*Short task*. Look through the data below and say how many of its lines contain "icon", adding nothing else.

********************

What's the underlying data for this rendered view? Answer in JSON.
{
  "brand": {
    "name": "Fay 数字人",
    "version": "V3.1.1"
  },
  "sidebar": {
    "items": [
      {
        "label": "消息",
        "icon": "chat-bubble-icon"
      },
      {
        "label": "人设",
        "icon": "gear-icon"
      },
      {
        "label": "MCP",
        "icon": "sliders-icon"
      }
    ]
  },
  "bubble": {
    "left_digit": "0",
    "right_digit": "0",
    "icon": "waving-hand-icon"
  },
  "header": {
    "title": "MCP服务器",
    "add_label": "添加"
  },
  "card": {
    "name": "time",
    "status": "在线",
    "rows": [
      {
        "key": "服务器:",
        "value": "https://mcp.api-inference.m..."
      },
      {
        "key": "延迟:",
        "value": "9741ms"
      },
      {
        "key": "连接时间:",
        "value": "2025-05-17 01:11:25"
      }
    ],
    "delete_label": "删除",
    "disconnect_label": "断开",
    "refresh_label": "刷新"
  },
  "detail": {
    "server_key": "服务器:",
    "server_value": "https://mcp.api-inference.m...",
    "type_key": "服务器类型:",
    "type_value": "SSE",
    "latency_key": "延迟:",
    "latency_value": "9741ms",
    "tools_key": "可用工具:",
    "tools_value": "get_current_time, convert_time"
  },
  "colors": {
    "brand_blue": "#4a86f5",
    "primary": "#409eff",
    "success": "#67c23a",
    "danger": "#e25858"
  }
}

********************

*Task solution*. 4